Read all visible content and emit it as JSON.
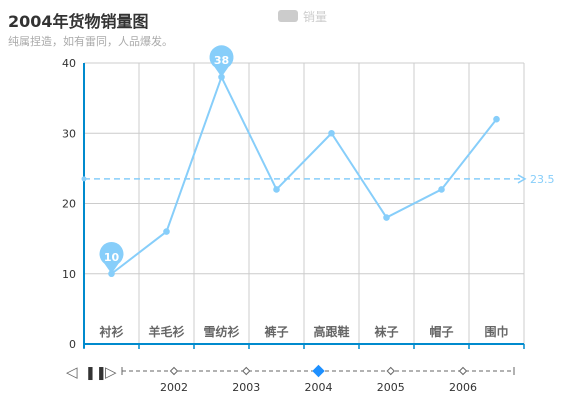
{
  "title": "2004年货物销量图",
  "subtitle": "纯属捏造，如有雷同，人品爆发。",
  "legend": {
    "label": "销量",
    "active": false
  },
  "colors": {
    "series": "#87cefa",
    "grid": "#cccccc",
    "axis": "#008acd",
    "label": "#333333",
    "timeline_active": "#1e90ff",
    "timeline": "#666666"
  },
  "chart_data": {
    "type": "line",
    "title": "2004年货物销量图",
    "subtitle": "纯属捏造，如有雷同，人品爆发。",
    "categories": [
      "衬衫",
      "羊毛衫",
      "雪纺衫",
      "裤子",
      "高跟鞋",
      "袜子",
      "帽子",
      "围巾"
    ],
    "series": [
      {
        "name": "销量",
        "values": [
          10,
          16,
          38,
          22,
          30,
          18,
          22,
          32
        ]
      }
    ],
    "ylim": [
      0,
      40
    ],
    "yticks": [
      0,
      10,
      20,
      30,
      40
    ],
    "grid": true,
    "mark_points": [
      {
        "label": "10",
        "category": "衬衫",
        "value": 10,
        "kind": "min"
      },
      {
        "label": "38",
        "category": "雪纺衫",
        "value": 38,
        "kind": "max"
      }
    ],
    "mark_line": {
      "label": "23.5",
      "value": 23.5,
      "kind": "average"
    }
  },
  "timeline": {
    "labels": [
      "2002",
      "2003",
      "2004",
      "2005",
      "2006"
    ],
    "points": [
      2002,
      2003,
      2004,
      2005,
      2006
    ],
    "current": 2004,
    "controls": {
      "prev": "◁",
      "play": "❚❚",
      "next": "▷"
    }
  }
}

==

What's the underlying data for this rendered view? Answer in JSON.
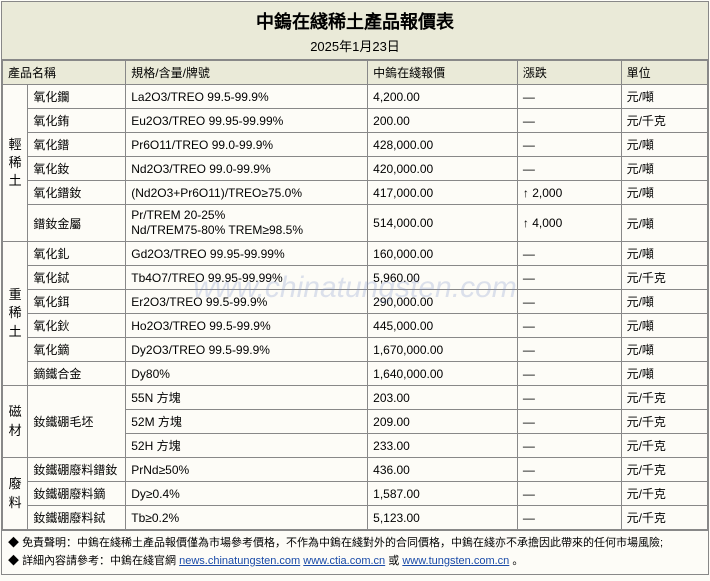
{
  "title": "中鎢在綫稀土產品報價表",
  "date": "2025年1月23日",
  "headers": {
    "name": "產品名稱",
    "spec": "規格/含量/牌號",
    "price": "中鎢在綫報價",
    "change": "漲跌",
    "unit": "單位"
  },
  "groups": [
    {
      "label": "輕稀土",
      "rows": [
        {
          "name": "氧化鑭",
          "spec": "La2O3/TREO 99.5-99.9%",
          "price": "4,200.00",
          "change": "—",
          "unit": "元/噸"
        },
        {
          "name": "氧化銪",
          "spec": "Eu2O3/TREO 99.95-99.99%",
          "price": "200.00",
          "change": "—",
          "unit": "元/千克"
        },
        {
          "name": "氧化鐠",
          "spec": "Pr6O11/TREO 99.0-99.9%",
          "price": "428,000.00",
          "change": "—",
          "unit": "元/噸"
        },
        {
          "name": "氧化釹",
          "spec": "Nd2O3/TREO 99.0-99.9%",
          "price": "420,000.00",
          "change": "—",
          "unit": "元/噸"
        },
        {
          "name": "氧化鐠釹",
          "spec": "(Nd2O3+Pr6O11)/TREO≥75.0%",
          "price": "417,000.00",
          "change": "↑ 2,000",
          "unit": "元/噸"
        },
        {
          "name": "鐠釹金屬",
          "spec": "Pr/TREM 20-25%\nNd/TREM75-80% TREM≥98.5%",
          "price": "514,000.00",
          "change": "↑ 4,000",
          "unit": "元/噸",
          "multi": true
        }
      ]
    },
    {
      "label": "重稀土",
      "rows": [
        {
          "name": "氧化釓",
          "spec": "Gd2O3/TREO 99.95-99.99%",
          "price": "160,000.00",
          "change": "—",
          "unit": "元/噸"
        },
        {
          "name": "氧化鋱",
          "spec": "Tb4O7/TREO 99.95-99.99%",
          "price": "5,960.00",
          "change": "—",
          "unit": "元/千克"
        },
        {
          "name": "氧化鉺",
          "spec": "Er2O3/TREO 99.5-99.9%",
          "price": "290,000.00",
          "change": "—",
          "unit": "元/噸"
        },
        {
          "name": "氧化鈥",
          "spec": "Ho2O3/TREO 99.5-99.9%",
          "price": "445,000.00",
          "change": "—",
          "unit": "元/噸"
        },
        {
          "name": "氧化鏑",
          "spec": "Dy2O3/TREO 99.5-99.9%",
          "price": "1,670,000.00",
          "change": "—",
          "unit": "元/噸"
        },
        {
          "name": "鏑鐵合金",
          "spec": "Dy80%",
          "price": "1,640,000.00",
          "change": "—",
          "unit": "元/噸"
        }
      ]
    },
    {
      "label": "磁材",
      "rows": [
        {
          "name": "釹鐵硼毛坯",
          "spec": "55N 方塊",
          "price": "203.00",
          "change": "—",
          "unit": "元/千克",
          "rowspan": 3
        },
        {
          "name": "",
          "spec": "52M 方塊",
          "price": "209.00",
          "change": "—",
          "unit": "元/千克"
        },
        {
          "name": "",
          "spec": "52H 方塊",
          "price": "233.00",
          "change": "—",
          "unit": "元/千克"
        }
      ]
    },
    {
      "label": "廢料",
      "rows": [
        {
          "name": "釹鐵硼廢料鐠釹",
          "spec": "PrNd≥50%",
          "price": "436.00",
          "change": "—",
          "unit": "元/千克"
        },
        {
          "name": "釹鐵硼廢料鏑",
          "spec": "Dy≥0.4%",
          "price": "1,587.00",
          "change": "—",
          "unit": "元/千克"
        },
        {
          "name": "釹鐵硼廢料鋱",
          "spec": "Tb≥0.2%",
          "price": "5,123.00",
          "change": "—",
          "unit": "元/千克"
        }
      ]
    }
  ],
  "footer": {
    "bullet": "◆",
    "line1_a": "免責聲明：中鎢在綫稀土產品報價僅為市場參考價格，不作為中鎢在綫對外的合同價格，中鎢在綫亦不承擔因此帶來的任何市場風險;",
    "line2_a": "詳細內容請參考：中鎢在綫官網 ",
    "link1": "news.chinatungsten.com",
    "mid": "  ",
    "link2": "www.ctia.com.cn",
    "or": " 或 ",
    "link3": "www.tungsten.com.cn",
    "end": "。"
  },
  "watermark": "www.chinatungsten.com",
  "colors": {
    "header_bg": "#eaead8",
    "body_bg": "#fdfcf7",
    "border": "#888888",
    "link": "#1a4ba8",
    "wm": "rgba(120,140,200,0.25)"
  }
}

Written exercise: In the listing above, count each line that holds the string "chinatungsten". Give the number only.

Written answer: 2